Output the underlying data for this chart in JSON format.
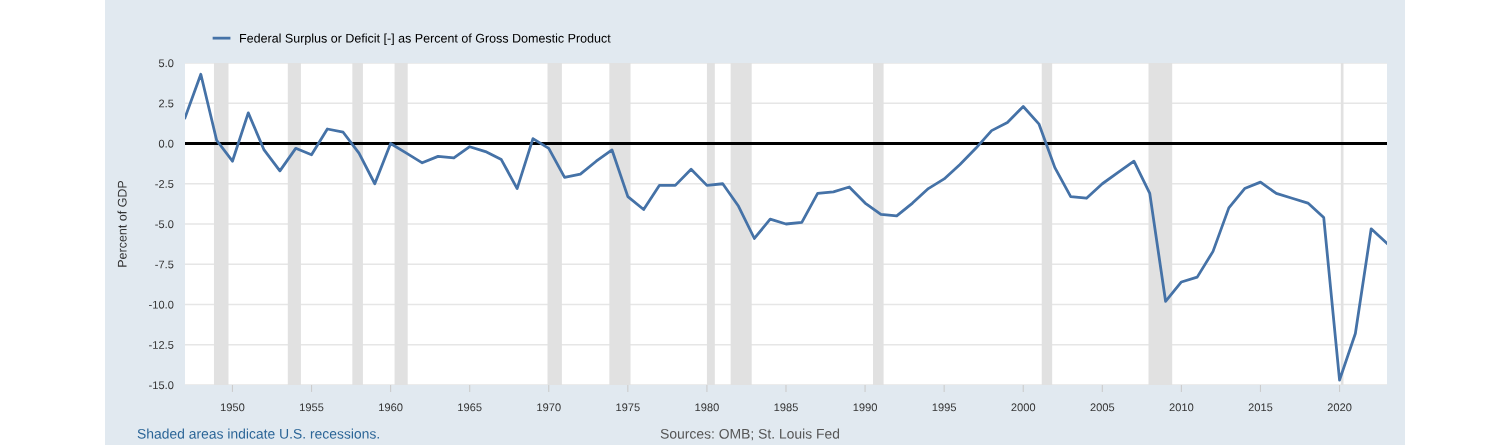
{
  "chart_data": {
    "type": "line",
    "ylabel": "Percent of GDP",
    "x": [
      1947,
      1948,
      1949,
      1950,
      1951,
      1952,
      1953,
      1954,
      1955,
      1956,
      1957,
      1958,
      1959,
      1960,
      1961,
      1962,
      1963,
      1964,
      1965,
      1966,
      1967,
      1968,
      1969,
      1970,
      1971,
      1972,
      1973,
      1974,
      1975,
      1976,
      1977,
      1978,
      1979,
      1980,
      1981,
      1982,
      1983,
      1984,
      1985,
      1986,
      1987,
      1988,
      1989,
      1990,
      1991,
      1992,
      1993,
      1994,
      1995,
      1996,
      1997,
      1998,
      1999,
      2000,
      2001,
      2002,
      2003,
      2004,
      2005,
      2006,
      2007,
      2008,
      2009,
      2010,
      2011,
      2012,
      2013,
      2014,
      2015,
      2016,
      2017,
      2018,
      2019,
      2020,
      2021,
      2022,
      2023
    ],
    "series": [
      {
        "name": "Federal Surplus or Deficit [-] as Percent of Gross Domestic Product",
        "color": "#4572a7",
        "values": [
          1.6,
          4.3,
          0.2,
          -1.1,
          1.9,
          -0.4,
          -1.7,
          -0.3,
          -0.7,
          0.9,
          0.7,
          -0.6,
          -2.5,
          0.0,
          -0.6,
          -1.2,
          -0.8,
          -0.9,
          -0.2,
          -0.5,
          -1.0,
          -2.8,
          0.3,
          -0.3,
          -2.1,
          -1.9,
          -1.1,
          -0.4,
          -3.3,
          -4.1,
          -2.6,
          -2.6,
          -1.6,
          -2.6,
          -2.5,
          -3.9,
          -5.9,
          -4.7,
          -5.0,
          -4.9,
          -3.1,
          -3.0,
          -2.7,
          -3.7,
          -4.4,
          -4.5,
          -3.7,
          -2.8,
          -2.2,
          -1.3,
          -0.3,
          0.8,
          1.3,
          2.3,
          1.2,
          -1.5,
          -3.3,
          -3.4,
          -2.5,
          -1.8,
          -1.1,
          -3.1,
          -9.8,
          -8.6,
          -8.3,
          -6.7,
          -4.0,
          -2.8,
          -2.4,
          -3.1,
          -3.4,
          -3.7,
          -4.6,
          -14.7,
          -11.8,
          -5.3,
          -6.2
        ]
      }
    ],
    "xlim": [
      1947,
      2023
    ],
    "xticks": [
      1950,
      1955,
      1960,
      1965,
      1970,
      1975,
      1980,
      1985,
      1990,
      1995,
      2000,
      2005,
      2010,
      2015,
      2020
    ],
    "ylim": [
      -15,
      5
    ],
    "yticks": [
      {
        "value": 5,
        "label": "5.0"
      },
      {
        "value": 2.5,
        "label": "2.5"
      },
      {
        "value": 0,
        "label": "0.0"
      },
      {
        "value": -2.5,
        "label": "-2.5"
      },
      {
        "value": -5,
        "label": "-5.0"
      },
      {
        "value": -7.5,
        "label": "-7.5"
      },
      {
        "value": -10,
        "label": "-10.0"
      },
      {
        "value": -12.5,
        "label": "-12.5"
      },
      {
        "value": -15,
        "label": "-15.0"
      }
    ],
    "grid": "y",
    "legend": "top left",
    "line_style": "solid",
    "marker": "none",
    "ref_lines": [
      {
        "axis": "y",
        "value": 0,
        "color": "#000000"
      }
    ],
    "bands": [
      {
        "axis": "x",
        "from": 1948.83,
        "to": 1949.75,
        "color": "#e1e1e1"
      },
      {
        "axis": "x",
        "from": 1953.5,
        "to": 1954.33,
        "color": "#e1e1e1"
      },
      {
        "axis": "x",
        "from": 1957.58,
        "to": 1958.25,
        "color": "#e1e1e1"
      },
      {
        "axis": "x",
        "from": 1960.25,
        "to": 1961.08,
        "color": "#e1e1e1"
      },
      {
        "axis": "x",
        "from": 1969.92,
        "to": 1970.83,
        "color": "#e1e1e1"
      },
      {
        "axis": "x",
        "from": 1973.83,
        "to": 1975.17,
        "color": "#e1e1e1"
      },
      {
        "axis": "x",
        "from": 1980.0,
        "to": 1980.5,
        "color": "#e1e1e1"
      },
      {
        "axis": "x",
        "from": 1981.5,
        "to": 1982.83,
        "color": "#e1e1e1"
      },
      {
        "axis": "x",
        "from": 1990.5,
        "to": 1991.17,
        "color": "#e1e1e1"
      },
      {
        "axis": "x",
        "from": 2001.17,
        "to": 2001.83,
        "color": "#e1e1e1"
      },
      {
        "axis": "x",
        "from": 2007.92,
        "to": 2009.42,
        "color": "#e1e1e1"
      },
      {
        "axis": "x",
        "from": 2020.08,
        "to": 2020.25,
        "color": "#e1e1e1"
      }
    ],
    "annotations": [
      "Shaded areas indicate U.S. recessions.",
      "Sources: OMB; St. Louis Fed"
    ]
  }
}
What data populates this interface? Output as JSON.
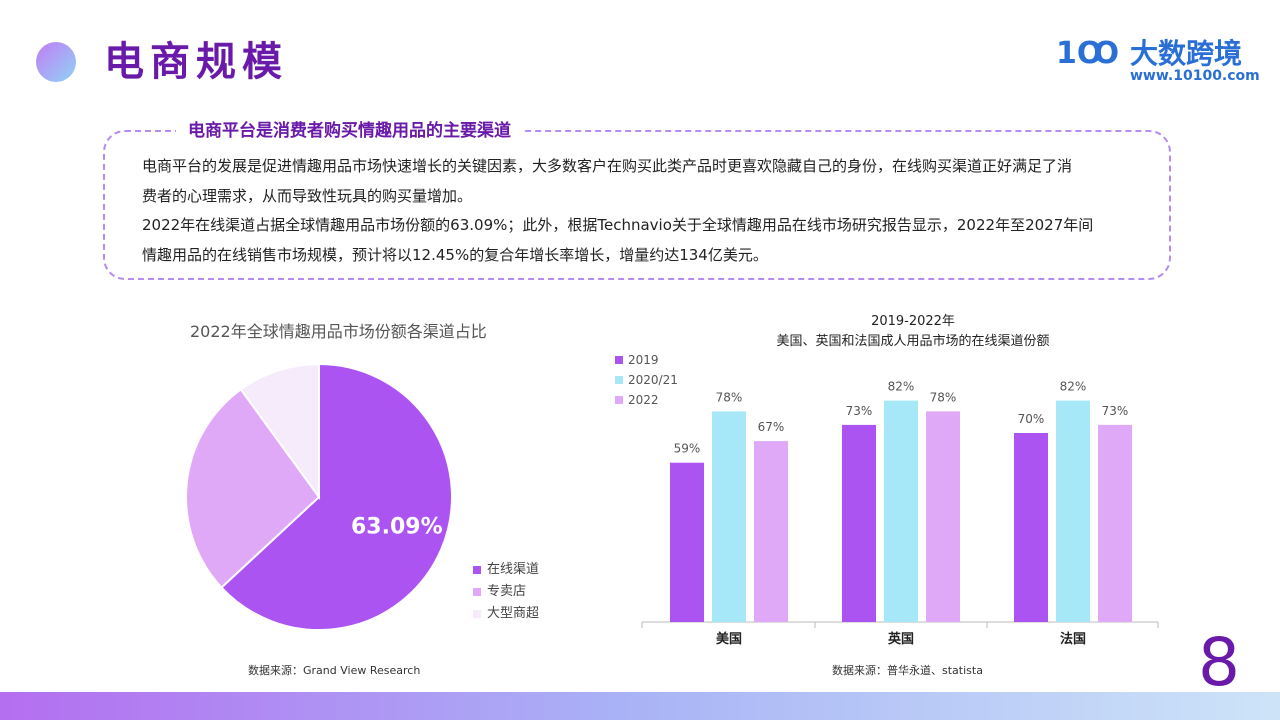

• Task statement
Gather every line from the listing above in which the word "this" appears.

• Task result
Output the underlying data for this chart in JSON format.
What data populates this interface? Output as JSON.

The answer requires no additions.